**TASK DIRECTIONS**. Copy out the lines that have "this" in them.

**Records from a collection of figures**.
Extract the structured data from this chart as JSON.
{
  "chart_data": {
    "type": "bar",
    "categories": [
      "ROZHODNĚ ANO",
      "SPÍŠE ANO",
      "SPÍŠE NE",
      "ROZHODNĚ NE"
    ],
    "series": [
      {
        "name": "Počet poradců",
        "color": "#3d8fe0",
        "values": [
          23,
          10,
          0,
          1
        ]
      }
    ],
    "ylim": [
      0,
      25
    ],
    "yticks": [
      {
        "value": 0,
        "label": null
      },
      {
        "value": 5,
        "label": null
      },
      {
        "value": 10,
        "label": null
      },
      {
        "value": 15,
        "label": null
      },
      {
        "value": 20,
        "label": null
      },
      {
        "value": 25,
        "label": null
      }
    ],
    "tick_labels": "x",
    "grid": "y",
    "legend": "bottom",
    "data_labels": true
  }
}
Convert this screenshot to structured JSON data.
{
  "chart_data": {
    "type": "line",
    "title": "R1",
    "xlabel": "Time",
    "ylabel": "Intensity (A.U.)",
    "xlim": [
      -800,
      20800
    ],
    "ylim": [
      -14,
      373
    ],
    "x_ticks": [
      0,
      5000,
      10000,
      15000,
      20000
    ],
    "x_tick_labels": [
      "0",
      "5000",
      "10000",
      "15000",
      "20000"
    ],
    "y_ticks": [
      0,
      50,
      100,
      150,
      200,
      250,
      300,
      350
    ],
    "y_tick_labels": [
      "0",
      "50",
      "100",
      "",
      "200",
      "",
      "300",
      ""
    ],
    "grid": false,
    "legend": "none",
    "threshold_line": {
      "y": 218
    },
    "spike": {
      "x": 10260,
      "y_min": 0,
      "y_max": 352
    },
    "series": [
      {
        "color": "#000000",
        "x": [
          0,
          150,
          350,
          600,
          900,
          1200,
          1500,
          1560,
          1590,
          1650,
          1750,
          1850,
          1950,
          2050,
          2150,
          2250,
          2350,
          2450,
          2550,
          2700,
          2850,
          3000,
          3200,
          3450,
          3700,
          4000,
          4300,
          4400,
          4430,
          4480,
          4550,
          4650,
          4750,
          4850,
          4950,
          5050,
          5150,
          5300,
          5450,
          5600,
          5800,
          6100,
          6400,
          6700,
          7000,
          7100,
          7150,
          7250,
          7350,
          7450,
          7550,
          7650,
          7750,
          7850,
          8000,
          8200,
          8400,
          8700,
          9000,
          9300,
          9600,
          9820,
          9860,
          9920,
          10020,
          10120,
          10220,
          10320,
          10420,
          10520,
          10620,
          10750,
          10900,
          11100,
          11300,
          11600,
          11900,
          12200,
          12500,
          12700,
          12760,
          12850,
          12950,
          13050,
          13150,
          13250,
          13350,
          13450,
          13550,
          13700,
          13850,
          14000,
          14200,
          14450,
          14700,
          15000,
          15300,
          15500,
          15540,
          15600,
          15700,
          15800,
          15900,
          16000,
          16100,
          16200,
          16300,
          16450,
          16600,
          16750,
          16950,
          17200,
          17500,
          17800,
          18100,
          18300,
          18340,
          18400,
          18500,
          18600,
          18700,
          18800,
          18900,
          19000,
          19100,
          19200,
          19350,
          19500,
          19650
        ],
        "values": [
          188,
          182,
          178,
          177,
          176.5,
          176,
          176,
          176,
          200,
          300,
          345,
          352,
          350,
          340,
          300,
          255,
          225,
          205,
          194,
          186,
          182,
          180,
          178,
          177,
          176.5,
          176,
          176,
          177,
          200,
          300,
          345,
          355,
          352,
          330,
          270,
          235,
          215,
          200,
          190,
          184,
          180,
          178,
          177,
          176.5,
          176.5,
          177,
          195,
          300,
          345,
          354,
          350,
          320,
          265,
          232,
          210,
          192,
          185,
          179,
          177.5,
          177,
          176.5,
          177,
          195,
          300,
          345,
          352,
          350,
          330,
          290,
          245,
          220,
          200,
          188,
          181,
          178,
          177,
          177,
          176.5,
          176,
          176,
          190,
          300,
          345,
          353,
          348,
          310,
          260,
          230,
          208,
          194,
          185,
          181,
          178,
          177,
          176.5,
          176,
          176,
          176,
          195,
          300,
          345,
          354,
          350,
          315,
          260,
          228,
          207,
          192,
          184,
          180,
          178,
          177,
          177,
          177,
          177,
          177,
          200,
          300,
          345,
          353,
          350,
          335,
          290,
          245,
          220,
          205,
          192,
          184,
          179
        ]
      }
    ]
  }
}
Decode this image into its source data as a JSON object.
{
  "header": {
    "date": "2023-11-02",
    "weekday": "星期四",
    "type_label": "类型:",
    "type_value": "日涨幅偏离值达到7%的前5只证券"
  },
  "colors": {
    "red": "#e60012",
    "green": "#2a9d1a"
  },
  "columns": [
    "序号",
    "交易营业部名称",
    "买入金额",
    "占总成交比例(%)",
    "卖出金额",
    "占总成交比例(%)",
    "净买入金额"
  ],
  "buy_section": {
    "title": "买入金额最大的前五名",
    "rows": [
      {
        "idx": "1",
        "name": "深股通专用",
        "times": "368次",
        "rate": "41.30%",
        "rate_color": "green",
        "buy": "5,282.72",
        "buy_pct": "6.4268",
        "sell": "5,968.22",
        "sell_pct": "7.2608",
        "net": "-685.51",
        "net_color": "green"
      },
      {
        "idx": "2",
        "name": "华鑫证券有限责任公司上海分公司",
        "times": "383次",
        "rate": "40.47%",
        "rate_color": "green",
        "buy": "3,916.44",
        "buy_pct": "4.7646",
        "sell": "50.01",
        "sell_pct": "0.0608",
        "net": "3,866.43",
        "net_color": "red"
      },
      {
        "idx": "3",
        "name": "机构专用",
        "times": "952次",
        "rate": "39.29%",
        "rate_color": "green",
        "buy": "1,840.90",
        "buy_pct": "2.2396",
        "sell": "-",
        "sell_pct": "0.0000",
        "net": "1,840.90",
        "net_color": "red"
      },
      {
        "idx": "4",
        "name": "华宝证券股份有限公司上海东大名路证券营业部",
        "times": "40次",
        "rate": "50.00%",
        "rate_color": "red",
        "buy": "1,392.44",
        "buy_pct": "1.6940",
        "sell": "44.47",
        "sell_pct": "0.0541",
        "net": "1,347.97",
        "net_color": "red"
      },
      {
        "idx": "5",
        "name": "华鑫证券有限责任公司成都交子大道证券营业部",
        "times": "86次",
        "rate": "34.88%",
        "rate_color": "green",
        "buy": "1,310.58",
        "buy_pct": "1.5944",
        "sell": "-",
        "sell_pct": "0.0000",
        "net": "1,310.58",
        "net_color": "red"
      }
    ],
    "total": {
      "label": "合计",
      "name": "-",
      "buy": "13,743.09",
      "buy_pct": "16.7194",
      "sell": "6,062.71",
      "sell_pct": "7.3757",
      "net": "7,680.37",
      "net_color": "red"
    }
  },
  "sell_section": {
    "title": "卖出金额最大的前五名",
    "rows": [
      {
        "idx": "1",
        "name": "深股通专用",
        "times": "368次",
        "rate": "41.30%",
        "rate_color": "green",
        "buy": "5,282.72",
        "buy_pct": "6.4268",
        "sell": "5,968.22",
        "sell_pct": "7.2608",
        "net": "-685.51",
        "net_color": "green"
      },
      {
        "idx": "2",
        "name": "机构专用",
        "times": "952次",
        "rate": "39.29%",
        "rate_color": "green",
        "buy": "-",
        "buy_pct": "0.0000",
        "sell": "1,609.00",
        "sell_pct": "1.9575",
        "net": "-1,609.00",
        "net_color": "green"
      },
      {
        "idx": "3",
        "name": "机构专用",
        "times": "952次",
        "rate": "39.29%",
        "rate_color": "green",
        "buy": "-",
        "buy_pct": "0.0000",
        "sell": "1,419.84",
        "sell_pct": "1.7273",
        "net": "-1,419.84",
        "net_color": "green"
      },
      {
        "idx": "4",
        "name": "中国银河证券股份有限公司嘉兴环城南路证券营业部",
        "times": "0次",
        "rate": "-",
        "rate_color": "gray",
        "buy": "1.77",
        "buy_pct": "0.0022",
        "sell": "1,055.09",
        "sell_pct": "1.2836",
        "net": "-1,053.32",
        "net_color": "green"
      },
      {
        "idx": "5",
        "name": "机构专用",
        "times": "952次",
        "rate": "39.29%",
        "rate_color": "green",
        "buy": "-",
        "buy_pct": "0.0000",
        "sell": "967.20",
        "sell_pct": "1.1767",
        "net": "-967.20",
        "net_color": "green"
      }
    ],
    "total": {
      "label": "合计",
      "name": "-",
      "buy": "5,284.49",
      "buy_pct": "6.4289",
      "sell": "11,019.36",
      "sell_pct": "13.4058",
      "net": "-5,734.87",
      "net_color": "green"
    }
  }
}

**EXERCISE OUTPUT**.
Extract the structured data from this chart as JSON.
Convert this screenshot to structured JSON data.
Decode this image into its source data as a JSON object.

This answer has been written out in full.